(Saved entries)
..............................
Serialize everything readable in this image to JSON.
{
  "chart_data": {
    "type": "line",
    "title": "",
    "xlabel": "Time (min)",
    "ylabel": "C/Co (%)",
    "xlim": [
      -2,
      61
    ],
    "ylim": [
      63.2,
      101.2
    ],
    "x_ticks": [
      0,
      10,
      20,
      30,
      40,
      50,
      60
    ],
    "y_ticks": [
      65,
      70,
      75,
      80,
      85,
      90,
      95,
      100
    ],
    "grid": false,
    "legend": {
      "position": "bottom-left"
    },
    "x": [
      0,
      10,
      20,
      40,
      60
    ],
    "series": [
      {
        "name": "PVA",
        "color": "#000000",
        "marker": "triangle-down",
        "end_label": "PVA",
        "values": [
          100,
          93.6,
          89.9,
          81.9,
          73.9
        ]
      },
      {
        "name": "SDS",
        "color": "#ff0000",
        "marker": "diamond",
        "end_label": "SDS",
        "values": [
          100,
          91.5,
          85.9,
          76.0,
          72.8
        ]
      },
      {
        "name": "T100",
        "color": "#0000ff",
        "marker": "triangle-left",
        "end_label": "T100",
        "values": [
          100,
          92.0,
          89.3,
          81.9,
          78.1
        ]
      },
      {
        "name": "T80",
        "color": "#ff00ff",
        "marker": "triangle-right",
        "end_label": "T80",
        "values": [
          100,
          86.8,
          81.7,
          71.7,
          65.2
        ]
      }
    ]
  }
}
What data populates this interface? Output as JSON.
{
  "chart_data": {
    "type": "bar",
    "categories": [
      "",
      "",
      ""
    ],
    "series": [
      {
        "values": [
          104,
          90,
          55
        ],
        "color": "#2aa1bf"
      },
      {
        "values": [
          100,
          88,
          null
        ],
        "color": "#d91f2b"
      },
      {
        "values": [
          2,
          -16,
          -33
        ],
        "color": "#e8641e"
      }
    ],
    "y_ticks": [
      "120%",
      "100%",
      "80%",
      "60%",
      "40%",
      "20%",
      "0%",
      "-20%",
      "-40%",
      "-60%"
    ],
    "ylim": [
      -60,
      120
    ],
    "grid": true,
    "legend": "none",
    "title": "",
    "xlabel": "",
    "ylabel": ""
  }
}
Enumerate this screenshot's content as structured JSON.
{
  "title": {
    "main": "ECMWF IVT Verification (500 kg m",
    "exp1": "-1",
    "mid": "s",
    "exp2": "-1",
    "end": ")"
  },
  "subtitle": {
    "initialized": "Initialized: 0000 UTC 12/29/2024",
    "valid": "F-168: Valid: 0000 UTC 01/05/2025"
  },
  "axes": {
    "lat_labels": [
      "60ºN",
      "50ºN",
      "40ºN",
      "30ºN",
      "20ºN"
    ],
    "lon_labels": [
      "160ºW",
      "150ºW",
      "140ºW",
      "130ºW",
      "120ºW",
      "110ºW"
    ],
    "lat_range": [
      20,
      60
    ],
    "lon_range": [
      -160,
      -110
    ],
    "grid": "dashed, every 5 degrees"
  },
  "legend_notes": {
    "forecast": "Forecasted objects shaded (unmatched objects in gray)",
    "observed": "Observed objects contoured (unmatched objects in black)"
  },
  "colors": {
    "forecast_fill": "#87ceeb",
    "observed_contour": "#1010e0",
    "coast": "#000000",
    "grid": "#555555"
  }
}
..............................
_WRITTEN REQUEST_
Produce an exact copy of every entry above.

_RESPONSE BELOW_
Serialize everything readable in this image to JSON.
{
  "chart_data": {
    "type": "line",
    "title": "",
    "xlabel": "Time (min)",
    "ylabel": "C/Co (%)",
    "xlim": [
      -2,
      61
    ],
    "ylim": [
      63.2,
      101.2
    ],
    "x_ticks": [
      0,
      10,
      20,
      30,
      40,
      50,
      60
    ],
    "y_ticks": [
      65,
      70,
      75,
      80,
      85,
      90,
      95,
      100
    ],
    "grid": false,
    "legend": {
      "position": "bottom-left"
    },
    "x": [
      0,
      10,
      20,
      40,
      60
    ],
    "series": [
      {
        "name": "PVA",
        "color": "#000000",
        "marker": "triangle-down",
        "end_label": "PVA",
        "values": [
          100,
          93.6,
          89.9,
          81.9,
          73.9
        ]
      },
      {
        "name": "SDS",
        "color": "#ff0000",
        "marker": "diamond",
        "end_label": "SDS",
        "values": [
          100,
          91.5,
          85.9,
          76.0,
          72.8
        ]
      },
      {
        "name": "T100",
        "color": "#0000ff",
        "marker": "triangle-left",
        "end_label": "T100",
        "values": [
          100,
          92.0,
          89.3,
          81.9,
          78.1
        ]
      },
      {
        "name": "T80",
        "color": "#ff00ff",
        "marker": "triangle-right",
        "end_label": "T80",
        "values": [
          100,
          86.8,
          81.7,
          71.7,
          65.2
        ]
      }
    ]
  }
}
What data populates this interface? Output as JSON.
{
  "chart_data": {
    "type": "bar",
    "categories": [
      "",
      "",
      ""
    ],
    "series": [
      {
        "values": [
          104,
          90,
          55
        ],
        "color": "#2aa1bf"
      },
      {
        "values": [
          100,
          88,
          null
        ],
        "color": "#d91f2b"
      },
      {
        "values": [
          2,
          -16,
          -33
        ],
        "color": "#e8641e"
      }
    ],
    "y_ticks": [
      "120%",
      "100%",
      "80%",
      "60%",
      "40%",
      "20%",
      "0%",
      "-20%",
      "-40%",
      "-60%"
    ],
    "ylim": [
      -60,
      120
    ],
    "grid": true,
    "legend": "none",
    "title": "",
    "xlabel": "",
    "ylabel": ""
  }
}
Enumerate this screenshot's content as structured JSON.
{
  "title": {
    "main": "ECMWF IVT Verification (500 kg m",
    "exp1": "-1",
    "mid": "s",
    "exp2": "-1",
    "end": ")"
  },
  "subtitle": {
    "initialized": "Initialized: 0000 UTC 12/29/2024",
    "valid": "F-168: Valid: 0000 UTC 01/05/2025"
  },
  "axes": {
    "lat_labels": [
      "60ºN",
      "50ºN",
      "40ºN",
      "30ºN",
      "20ºN"
    ],
    "lon_labels": [
      "160ºW",
      "150ºW",
      "140ºW",
      "130ºW",
      "120ºW",
      "110ºW"
    ],
    "lat_range": [
      20,
      60
    ],
    "lon_range": [
      -160,
      -110
    ],
    "grid": "dashed, every 5 degrees"
  },
  "legend_notes": {
    "forecast": "Forecasted objects shaded (unmatched objects in gray)",
    "observed": "Observed objects contoured (unmatched objects in black)"
  },
  "colors": {
    "forecast_fill": "#87ceeb",
    "observed_contour": "#1010e0",
    "coast": "#000000",
    "grid": "#555555"
  }
}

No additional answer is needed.